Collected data
------------------------------------
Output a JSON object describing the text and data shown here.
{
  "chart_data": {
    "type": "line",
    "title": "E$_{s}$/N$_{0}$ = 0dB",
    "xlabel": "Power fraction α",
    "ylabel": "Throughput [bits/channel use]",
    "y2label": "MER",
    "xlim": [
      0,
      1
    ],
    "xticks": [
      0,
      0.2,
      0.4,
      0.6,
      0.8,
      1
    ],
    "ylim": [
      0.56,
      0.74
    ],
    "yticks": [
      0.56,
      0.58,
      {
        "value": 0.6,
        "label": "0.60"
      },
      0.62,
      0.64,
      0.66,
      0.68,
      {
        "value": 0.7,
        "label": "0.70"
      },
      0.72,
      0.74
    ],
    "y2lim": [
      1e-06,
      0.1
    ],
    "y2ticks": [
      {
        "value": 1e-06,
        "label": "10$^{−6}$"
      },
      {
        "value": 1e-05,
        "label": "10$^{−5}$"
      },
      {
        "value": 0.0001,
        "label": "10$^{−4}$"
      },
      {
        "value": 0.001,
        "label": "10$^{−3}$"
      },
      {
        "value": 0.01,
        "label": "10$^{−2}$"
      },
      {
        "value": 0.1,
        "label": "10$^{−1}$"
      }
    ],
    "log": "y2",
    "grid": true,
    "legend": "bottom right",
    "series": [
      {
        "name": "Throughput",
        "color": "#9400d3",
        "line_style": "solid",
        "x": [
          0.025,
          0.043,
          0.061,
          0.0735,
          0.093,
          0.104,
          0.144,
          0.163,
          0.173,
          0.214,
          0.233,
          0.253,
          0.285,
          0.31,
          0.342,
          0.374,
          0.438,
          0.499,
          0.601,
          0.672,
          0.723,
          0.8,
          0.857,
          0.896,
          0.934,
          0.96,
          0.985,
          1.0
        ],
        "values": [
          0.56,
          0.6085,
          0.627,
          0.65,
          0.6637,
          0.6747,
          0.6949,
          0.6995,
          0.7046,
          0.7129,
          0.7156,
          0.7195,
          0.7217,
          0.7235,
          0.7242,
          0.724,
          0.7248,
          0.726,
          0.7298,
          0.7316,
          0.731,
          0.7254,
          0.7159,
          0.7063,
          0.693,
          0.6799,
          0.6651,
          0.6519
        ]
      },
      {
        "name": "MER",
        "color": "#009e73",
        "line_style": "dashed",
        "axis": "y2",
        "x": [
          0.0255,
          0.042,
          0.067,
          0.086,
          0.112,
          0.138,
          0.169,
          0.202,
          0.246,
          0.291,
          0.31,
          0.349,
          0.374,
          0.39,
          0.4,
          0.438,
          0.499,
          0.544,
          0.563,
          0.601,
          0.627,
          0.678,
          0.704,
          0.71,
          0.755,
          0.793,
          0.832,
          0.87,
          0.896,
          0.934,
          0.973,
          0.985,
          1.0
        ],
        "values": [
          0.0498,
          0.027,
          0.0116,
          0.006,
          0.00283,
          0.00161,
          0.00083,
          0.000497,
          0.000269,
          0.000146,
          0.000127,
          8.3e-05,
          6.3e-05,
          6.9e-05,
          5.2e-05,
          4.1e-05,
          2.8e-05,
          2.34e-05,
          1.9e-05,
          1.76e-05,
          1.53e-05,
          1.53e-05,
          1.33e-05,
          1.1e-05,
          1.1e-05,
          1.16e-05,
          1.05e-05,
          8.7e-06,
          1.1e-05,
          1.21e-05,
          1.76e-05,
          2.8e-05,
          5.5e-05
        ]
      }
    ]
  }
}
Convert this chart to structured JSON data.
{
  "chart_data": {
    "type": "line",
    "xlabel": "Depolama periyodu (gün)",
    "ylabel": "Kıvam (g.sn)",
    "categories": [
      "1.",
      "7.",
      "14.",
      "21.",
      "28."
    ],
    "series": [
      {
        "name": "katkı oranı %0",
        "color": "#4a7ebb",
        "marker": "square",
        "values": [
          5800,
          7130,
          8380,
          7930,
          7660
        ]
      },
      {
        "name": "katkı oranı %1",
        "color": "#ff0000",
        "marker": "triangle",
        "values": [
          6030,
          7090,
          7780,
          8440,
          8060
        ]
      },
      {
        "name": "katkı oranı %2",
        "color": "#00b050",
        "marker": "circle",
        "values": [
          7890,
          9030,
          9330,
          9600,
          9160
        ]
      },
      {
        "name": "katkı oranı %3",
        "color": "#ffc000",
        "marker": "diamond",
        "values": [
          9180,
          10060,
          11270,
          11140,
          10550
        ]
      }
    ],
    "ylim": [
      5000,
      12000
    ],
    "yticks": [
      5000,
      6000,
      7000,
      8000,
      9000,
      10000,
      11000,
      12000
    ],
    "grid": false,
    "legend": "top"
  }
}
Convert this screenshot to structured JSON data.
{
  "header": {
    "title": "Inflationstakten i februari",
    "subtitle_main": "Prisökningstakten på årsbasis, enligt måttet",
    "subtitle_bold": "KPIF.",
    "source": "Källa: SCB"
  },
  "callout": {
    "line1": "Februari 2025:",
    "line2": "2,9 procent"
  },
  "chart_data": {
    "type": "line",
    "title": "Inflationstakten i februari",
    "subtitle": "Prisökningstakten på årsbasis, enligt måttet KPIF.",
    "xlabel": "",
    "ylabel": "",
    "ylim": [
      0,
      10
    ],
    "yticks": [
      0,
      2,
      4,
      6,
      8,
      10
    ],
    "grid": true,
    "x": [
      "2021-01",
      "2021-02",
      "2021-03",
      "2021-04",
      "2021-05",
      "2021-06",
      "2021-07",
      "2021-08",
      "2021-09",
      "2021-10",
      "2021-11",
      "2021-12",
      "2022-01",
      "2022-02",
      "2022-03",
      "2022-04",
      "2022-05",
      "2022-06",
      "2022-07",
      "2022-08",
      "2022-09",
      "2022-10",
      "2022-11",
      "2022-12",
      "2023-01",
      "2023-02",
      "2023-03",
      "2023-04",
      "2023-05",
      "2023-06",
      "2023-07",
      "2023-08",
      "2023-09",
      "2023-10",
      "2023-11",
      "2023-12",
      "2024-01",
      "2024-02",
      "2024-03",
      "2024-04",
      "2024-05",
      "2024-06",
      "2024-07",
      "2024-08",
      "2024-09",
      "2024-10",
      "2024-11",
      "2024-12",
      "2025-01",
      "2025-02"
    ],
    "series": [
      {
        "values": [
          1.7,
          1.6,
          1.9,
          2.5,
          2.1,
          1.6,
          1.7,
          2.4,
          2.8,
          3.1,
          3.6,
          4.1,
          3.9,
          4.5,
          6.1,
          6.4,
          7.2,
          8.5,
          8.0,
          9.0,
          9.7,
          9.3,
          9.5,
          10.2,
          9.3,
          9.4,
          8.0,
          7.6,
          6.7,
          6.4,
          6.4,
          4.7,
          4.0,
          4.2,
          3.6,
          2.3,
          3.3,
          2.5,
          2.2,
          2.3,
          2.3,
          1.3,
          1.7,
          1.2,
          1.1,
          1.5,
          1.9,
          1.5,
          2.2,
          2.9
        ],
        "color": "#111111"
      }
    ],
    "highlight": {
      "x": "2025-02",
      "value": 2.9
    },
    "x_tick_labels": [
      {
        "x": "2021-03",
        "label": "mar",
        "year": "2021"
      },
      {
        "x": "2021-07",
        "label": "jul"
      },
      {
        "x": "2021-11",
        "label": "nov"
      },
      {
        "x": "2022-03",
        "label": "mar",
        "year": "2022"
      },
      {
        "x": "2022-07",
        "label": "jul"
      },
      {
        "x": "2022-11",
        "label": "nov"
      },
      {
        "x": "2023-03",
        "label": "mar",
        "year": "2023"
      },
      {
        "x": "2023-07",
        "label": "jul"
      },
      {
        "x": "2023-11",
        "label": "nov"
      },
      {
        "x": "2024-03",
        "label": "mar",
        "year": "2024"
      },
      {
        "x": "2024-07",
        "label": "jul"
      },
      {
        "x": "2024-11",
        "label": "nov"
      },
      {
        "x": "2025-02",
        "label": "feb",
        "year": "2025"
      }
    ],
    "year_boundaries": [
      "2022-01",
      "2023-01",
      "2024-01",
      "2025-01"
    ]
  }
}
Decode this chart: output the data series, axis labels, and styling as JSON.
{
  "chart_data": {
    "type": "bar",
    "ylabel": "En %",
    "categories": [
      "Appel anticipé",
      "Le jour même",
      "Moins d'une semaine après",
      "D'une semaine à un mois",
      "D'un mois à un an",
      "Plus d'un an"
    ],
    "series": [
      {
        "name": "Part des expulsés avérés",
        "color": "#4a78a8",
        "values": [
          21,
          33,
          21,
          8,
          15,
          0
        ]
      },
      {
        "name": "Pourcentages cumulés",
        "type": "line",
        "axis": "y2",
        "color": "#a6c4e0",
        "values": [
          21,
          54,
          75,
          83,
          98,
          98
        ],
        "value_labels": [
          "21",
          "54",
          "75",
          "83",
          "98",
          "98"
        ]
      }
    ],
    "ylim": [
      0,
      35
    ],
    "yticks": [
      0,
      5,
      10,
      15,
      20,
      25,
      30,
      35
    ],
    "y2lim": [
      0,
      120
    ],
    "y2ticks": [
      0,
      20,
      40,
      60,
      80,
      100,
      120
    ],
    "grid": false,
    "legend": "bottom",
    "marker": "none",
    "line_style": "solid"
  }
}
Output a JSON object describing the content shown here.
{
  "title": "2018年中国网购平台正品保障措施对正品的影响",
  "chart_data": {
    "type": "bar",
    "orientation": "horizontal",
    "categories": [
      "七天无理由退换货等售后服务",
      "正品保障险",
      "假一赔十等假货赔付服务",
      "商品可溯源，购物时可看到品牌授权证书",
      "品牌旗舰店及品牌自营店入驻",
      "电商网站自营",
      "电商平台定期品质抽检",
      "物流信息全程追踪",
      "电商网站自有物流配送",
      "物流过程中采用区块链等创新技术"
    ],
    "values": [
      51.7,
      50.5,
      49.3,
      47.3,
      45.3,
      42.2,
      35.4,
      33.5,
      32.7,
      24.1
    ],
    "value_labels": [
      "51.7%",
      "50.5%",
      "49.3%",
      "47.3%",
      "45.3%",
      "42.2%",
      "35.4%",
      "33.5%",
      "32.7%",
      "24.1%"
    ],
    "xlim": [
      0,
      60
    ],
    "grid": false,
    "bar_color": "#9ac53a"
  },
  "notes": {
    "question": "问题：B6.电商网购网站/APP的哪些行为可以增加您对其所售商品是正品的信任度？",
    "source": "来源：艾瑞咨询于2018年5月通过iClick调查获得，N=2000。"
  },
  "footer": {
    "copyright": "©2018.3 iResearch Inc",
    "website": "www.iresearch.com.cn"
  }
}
------------------------------------
TASK STATEMENT - Extract all lines from the data in which "JSON" is found.

TASK RESULT -
Output a JSON object describing the text and data shown here.
Convert this chart to structured JSON data.
Convert this screenshot to structured JSON data.
Decode this chart: output the data series, axis labels, and styling as JSON.
Output a JSON object describing the content shown here.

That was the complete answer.